Dataset items:
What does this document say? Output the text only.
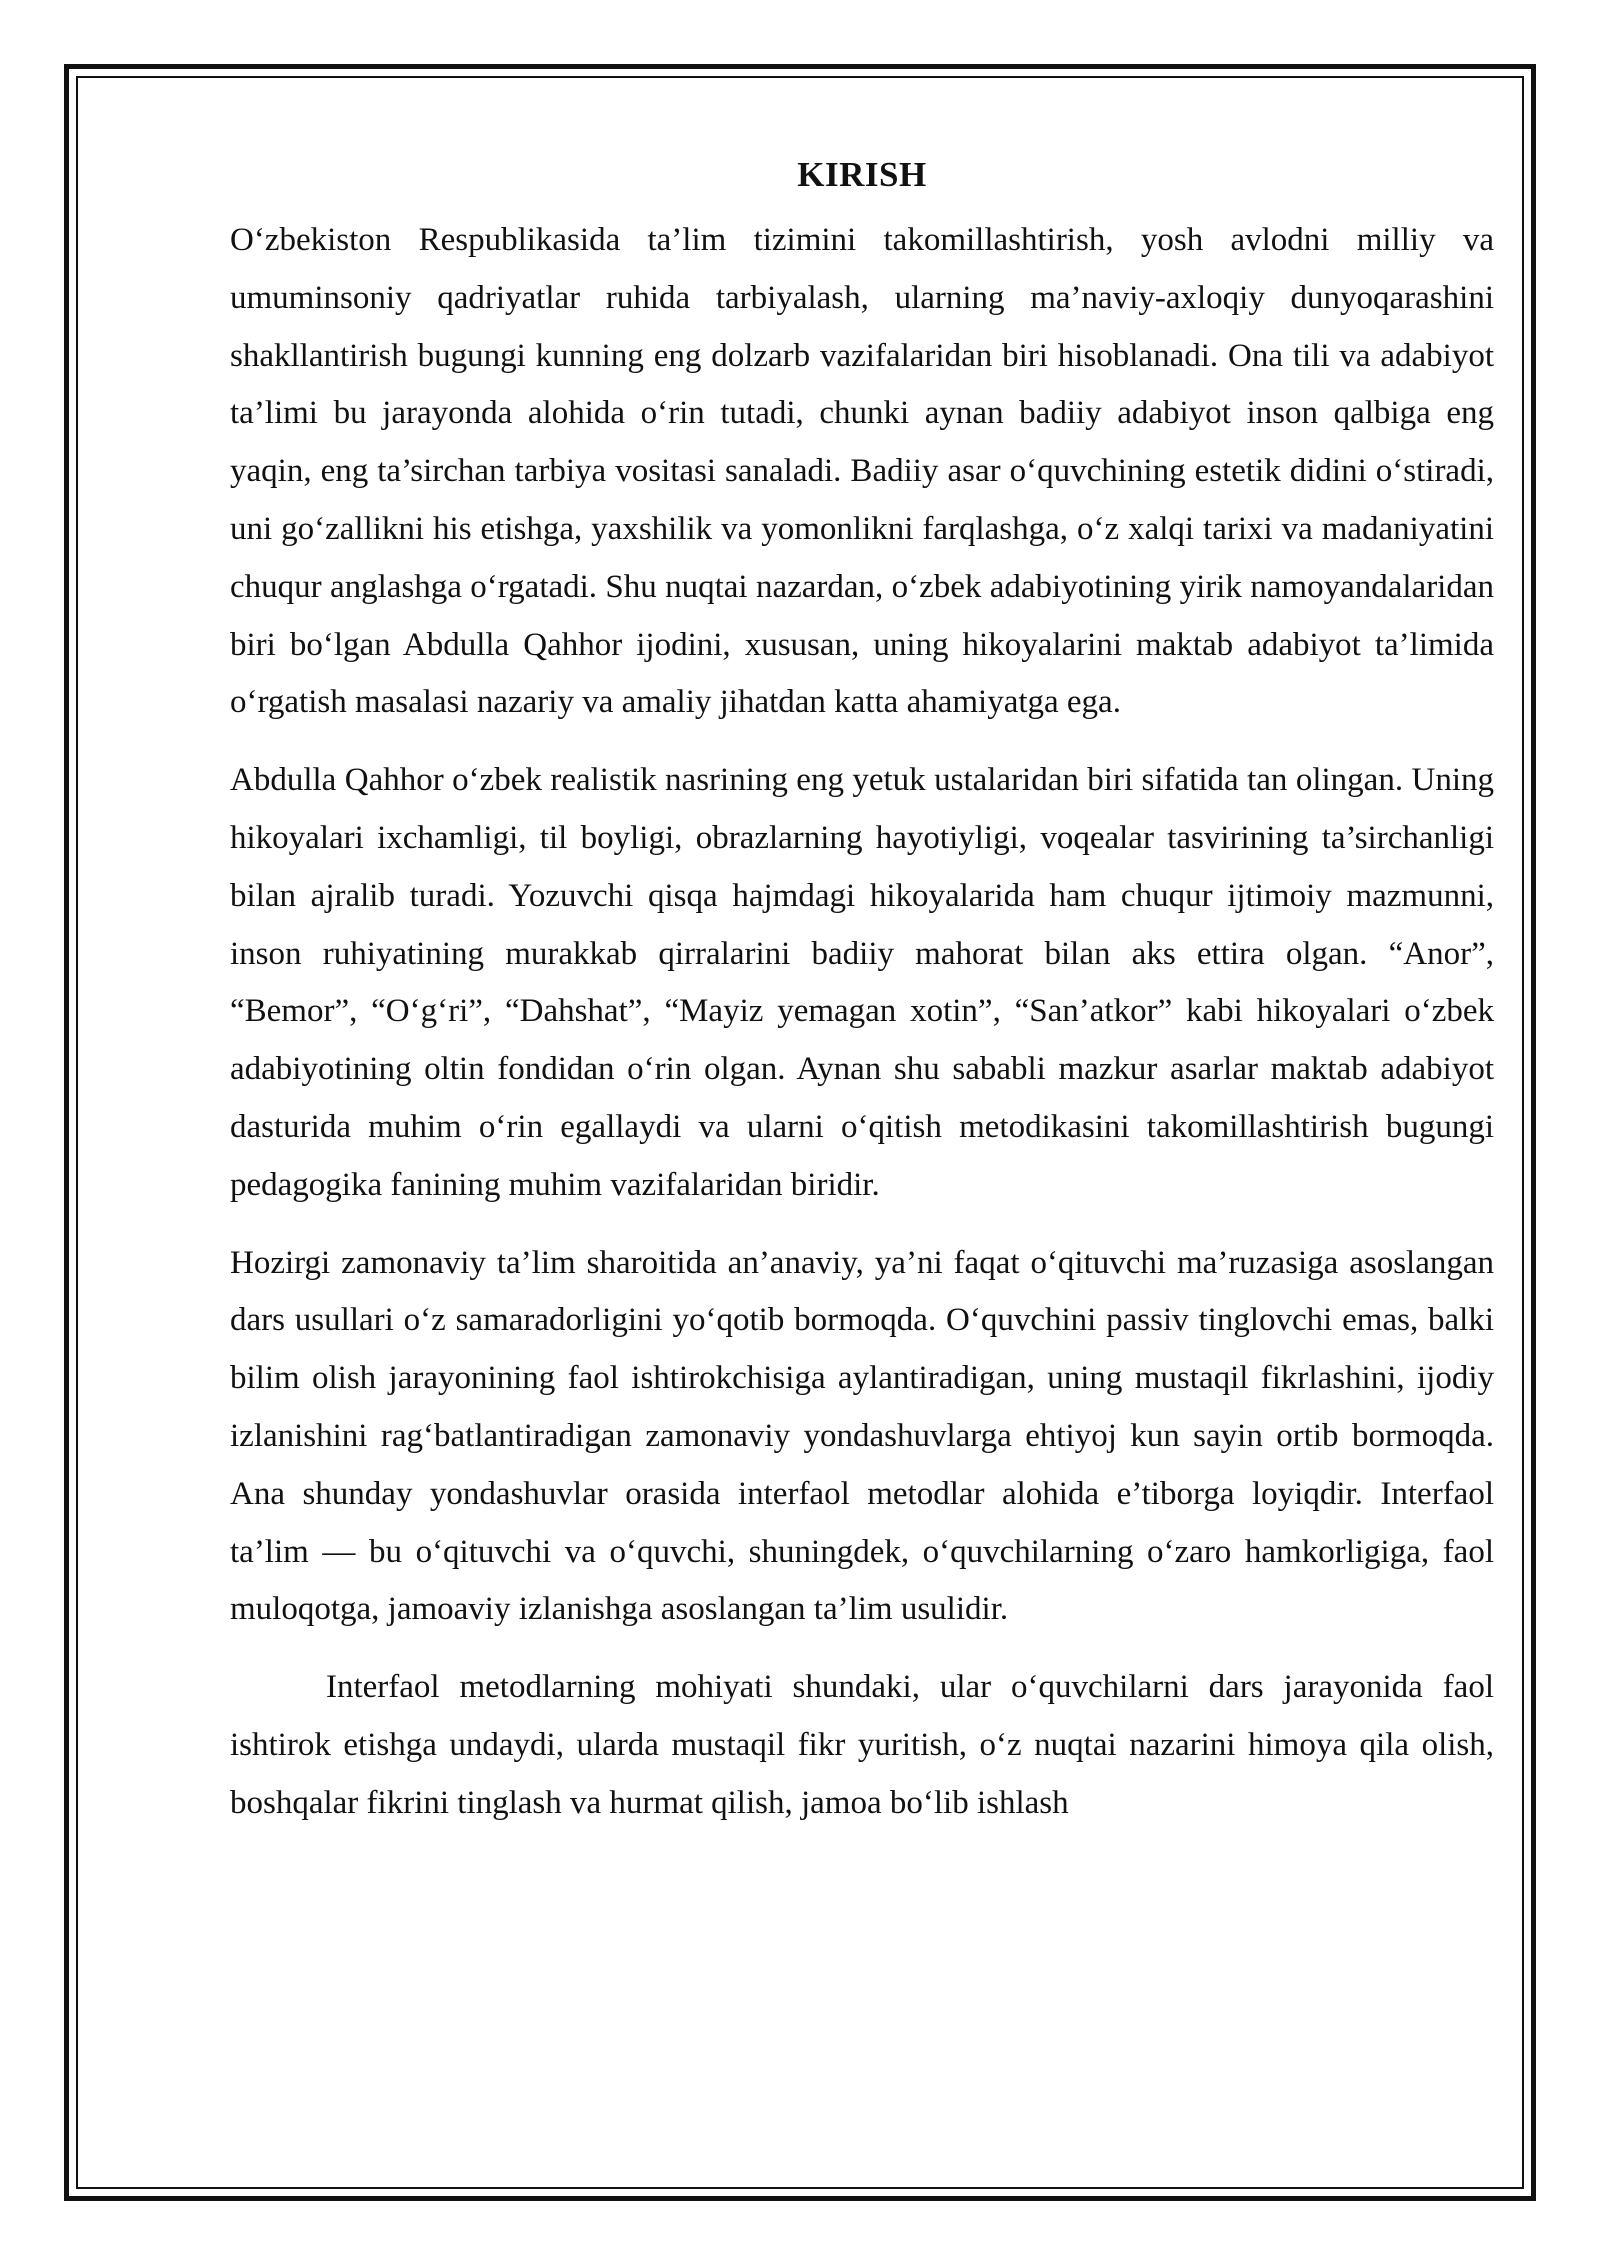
KIRISH

O‘zbekiston Respublikasida ta’lim tizimini takomillashtirish, yosh avlodni milliy va umuminsoniy qadriyatlar ruhida tarbiyalash, ularning ma’naviy-axloqiy dunyoqarashini shakllantirish bugungi kunning eng dolzarb vazifalaridan biri hisoblanadi. Ona tili va adabiyot ta’limi bu jarayonda alohida o‘rin tutadi, chunki aynan badiiy adabiyot inson qalbiga eng yaqin, eng ta’sirchan tarbiya vositasi sanaladi. Badiiy asar o‘quvchining estetik didini o‘stiradi, uni go‘zallikni his etishga, yaxshilik va yomonlikni farqlashga, o‘z xalqi tarixi va madaniyatini chuqur anglashga o‘rgatadi. Shu nuqtai nazardan, o‘zbek adabiyotining yirik namoyandalaridan biri bo‘lgan Abdulla Qahhor ijodini, xususan, uning hikoyalarini maktab adabiyot ta’limida o‘rgatish masalasi nazariy va amaliy jihatdan katta ahamiyatga ega.

Abdulla Qahhor o‘zbek realistik nasrining eng yetuk ustalaridan biri sifatida tan olingan. Uning hikoyalari ixchamligi, til boyligi, obrazlarning hayotiyligi, voqealar tasvirining ta’sirchanligi bilan ajralib turadi. Yozuvchi qisqa hajmdagi hikoyalarida ham chuqur ijtimoiy mazmunni, inson ruhiyatining murakkab qirralarini badiiy mahorat bilan aks ettira olgan. “Anor”, “Bemor”, “O‘g‘ri”, “Dahshat”, “Mayiz yemagan xotin”, “San’atkor” kabi hikoyalari o‘zbek adabiyotining oltin fondidan o‘rin olgan. Aynan shu sababli mazkur asarlar maktab adabiyot dasturida muhim o‘rin egallaydi va ularni o‘qitish metodikasini takomillashtirish bugungi pedagogika fanining muhim vazifalaridan biridir.

Hozirgi zamonaviy ta’lim sharoitida an’anaviy, ya’ni faqat o‘qituvchi ma’ruzasiga asoslangan dars usullari o‘z samaradorligini yo‘qotib bormoqda. O‘quvchini passiv tinglovchi emas, balki bilim olish jarayonining faol ishtirokchisiga aylantiradigan, uning mustaqil fikrlashini, ijodiy izlanishini rag‘batlantiradigan zamonaviy yondashuvlarga ehtiyoj kun sayin ortib bormoqda. Ana shunday yondashuvlar orasida interfaol metodlar alohida e’tiborga loyiqdir. Interfaol ta’lim — bu o‘qituvchi va o‘quvchi, shuningdek, o‘quvchilarning o‘zaro hamkorligiga, faol muloqotga, jamoaviy izlanishga asoslangan ta’lim usulidir.

Interfaol metodlarning mohiyati shundaki, ular o‘quvchilarni dars jarayonida faol ishtirok etishga undaydi, ularda mustaqil fikr yuritish, o‘z nuqtai nazarini himoya qila olish, boshqalar fikrini tinglash va hurmat qilish, jamoa bo‘lib ishlash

Written exercise → Select every line where the word "dars" occurs.

Task output →
Hozirgi zamonaviy ta’lim sharoitida an’anaviy, ya’ni faqat o‘qituvchi ma’ruzasiga asoslangan dars usullari o‘z samaradorligini yo‘qotib bormoqda. O‘quvchini passiv tinglovchi emas, balki bilim olish jarayonining faol ishtirokchisiga aylantiradigan, uning mustaqil fikrlashini, ijodiy izlanishini rag‘batlantiradigan zamonaviy yondashuvlarga ehtiyoj kun sayin ortib bormoqda. Ana shunday yondashuvlar orasida interfaol metodlar alohida e’tiborga loyiqdir. Interfaol ta’lim — bu o‘qituvchi va o‘quvchi, shuningdek, o‘quvchilarning o‘zaro hamkorligiga, faol muloqotga, jamoaviy izlanishga asoslangan ta’lim usulidir.
Interfaol metodlarning mohiyati shundaki, ular o‘quvchilarni dars jarayonida faol ishtirok etishga undaydi, ularda mustaqil fikr yuritish, o‘z nuqtai nazarini himoya qila olish, boshqalar fikrini tinglash va hurmat qilish, jamoa bo‘lib ishlash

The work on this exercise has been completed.